━━ Task input

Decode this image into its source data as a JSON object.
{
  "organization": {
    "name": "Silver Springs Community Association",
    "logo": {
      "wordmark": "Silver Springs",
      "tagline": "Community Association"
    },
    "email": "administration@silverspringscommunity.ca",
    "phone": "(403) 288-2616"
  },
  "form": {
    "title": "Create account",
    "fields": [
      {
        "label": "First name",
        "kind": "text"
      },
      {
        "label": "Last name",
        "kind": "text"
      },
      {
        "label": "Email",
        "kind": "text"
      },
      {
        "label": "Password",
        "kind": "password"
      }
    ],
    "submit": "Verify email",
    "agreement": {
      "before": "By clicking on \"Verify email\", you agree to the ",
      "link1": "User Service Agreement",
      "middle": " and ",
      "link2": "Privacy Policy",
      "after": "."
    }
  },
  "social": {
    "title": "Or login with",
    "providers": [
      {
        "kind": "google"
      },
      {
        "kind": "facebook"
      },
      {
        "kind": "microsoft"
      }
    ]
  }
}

━━━━

Work to be completed.
Write out the entries in full, exactly as given.

Answer to this problem.
Decode this image into its source data as a JSON object.
{
  "organization": {
    "name": "Silver Springs Community Association",
    "logo": {
      "wordmark": "Silver Springs",
      "tagline": "Community Association"
    },
    "email": "administration@silverspringscommunity.ca",
    "phone": "(403) 288-2616"
  },
  "form": {
    "title": "Create account",
    "fields": [
      {
        "label": "First name",
        "kind": "text"
      },
      {
        "label": "Last name",
        "kind": "text"
      },
      {
        "label": "Email",
        "kind": "text"
      },
      {
        "label": "Password",
        "kind": "password"
      }
    ],
    "submit": "Verify email",
    "agreement": {
      "before": "By clicking on \"Verify email\", you agree to the ",
      "link1": "User Service Agreement",
      "middle": " and ",
      "link2": "Privacy Policy",
      "after": "."
    }
  },
  "social": {
    "title": "Or login with",
    "providers": [
      {
        "kind": "google"
      },
      {
        "kind": "facebook"
      },
      {
        "kind": "microsoft"
      }
    ]
  }
}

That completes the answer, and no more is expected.